Collection entries:
********************

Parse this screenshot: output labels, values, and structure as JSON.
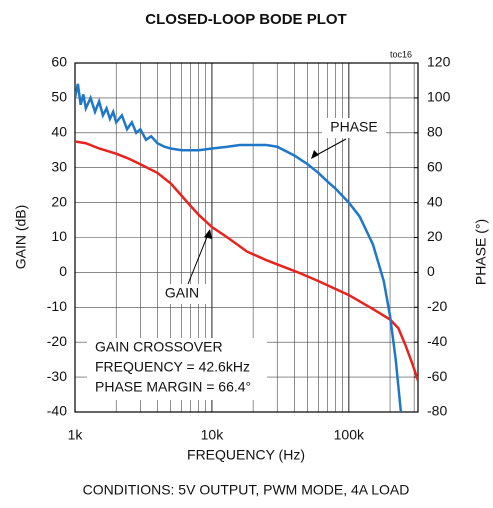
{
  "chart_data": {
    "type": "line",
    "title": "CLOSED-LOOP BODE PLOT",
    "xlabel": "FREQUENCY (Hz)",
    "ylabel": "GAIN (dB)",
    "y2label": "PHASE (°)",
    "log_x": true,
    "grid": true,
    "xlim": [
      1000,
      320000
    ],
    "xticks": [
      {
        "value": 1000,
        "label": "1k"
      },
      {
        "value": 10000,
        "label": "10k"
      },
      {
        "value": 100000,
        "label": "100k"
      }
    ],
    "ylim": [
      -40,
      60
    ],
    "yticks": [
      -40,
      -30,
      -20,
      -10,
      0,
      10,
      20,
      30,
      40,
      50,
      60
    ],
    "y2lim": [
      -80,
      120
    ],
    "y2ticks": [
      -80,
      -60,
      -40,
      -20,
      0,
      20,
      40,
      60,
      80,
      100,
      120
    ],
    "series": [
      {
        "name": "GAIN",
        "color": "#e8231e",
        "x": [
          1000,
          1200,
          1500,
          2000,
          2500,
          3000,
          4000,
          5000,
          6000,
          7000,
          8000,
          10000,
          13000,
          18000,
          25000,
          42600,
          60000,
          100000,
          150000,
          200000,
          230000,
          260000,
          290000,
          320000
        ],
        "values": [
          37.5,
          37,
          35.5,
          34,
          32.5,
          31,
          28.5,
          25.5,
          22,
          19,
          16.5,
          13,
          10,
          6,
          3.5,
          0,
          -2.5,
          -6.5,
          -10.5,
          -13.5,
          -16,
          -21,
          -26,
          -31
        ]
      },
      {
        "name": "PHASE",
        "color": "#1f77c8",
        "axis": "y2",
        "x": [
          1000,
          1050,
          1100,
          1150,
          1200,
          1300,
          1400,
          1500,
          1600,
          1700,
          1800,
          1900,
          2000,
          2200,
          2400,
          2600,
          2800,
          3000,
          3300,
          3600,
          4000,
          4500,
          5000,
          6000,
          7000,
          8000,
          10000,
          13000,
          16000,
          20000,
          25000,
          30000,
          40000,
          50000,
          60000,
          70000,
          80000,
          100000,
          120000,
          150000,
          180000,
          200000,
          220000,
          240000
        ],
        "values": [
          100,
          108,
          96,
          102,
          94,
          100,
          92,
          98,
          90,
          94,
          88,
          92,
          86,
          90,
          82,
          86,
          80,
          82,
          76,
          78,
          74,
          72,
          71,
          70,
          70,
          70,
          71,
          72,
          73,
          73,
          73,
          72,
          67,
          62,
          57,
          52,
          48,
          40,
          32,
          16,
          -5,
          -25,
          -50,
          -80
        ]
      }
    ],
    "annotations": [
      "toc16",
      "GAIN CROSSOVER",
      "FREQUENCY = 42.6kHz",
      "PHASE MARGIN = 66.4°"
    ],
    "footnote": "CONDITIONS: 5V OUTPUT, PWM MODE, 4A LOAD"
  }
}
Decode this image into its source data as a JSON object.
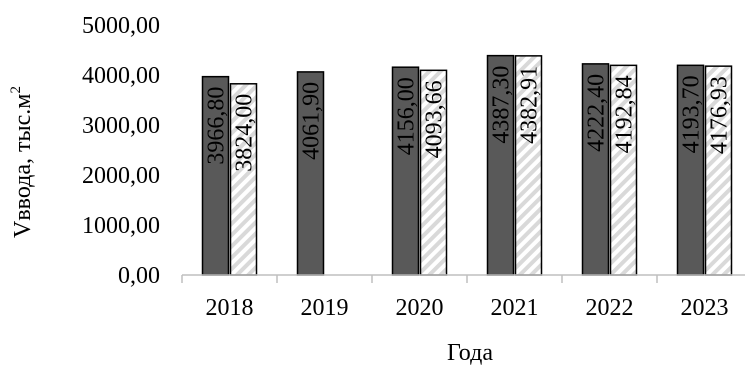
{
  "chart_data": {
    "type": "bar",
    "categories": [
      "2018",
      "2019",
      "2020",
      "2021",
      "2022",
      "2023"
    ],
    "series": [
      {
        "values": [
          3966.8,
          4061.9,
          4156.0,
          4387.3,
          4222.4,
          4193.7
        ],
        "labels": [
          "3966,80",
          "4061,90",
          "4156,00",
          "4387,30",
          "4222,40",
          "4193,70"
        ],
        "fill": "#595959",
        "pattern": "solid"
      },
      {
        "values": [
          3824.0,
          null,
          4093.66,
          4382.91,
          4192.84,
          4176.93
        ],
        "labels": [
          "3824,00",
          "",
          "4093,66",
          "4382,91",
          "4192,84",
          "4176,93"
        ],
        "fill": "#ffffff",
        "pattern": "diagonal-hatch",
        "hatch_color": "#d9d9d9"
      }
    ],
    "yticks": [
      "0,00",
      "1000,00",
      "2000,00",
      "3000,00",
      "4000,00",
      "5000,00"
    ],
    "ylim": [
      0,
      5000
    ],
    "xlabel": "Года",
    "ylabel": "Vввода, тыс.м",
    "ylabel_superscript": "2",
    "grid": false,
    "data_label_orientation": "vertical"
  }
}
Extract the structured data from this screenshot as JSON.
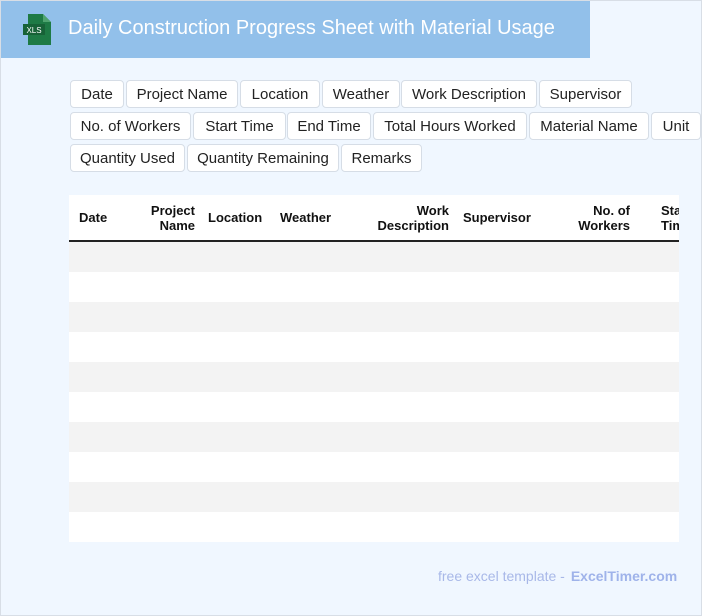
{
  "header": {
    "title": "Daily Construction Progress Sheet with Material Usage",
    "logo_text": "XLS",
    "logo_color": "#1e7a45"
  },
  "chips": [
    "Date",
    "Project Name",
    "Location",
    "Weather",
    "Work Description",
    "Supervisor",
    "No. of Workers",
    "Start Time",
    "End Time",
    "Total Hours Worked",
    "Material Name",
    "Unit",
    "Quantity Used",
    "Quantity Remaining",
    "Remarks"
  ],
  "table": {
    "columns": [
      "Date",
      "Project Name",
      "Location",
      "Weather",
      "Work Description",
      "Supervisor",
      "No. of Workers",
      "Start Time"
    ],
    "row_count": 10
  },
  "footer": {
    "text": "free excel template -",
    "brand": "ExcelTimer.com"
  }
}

********************

▶ **What the task asks**
Repeat the lines from the line containing "Extract the structured" through the end of the material above exactly, with no pictures and nothing else.

▶ **Response to this exercise**
Extract the structured data from this screenshot as JSON.
{
  "header": {
    "title": "Daily Construction Progress Sheet with Material Usage",
    "logo_text": "XLS",
    "logo_color": "#1e7a45"
  },
  "chips": [
    "Date",
    "Project Name",
    "Location",
    "Weather",
    "Work Description",
    "Supervisor",
    "No. of Workers",
    "Start Time",
    "End Time",
    "Total Hours Worked",
    "Material Name",
    "Unit",
    "Quantity Used",
    "Quantity Remaining",
    "Remarks"
  ],
  "table": {
    "columns": [
      "Date",
      "Project Name",
      "Location",
      "Weather",
      "Work Description",
      "Supervisor",
      "No. of Workers",
      "Start Time"
    ],
    "row_count": 10
  },
  "footer": {
    "text": "free excel template -",
    "brand": "ExcelTimer.com"
  }
}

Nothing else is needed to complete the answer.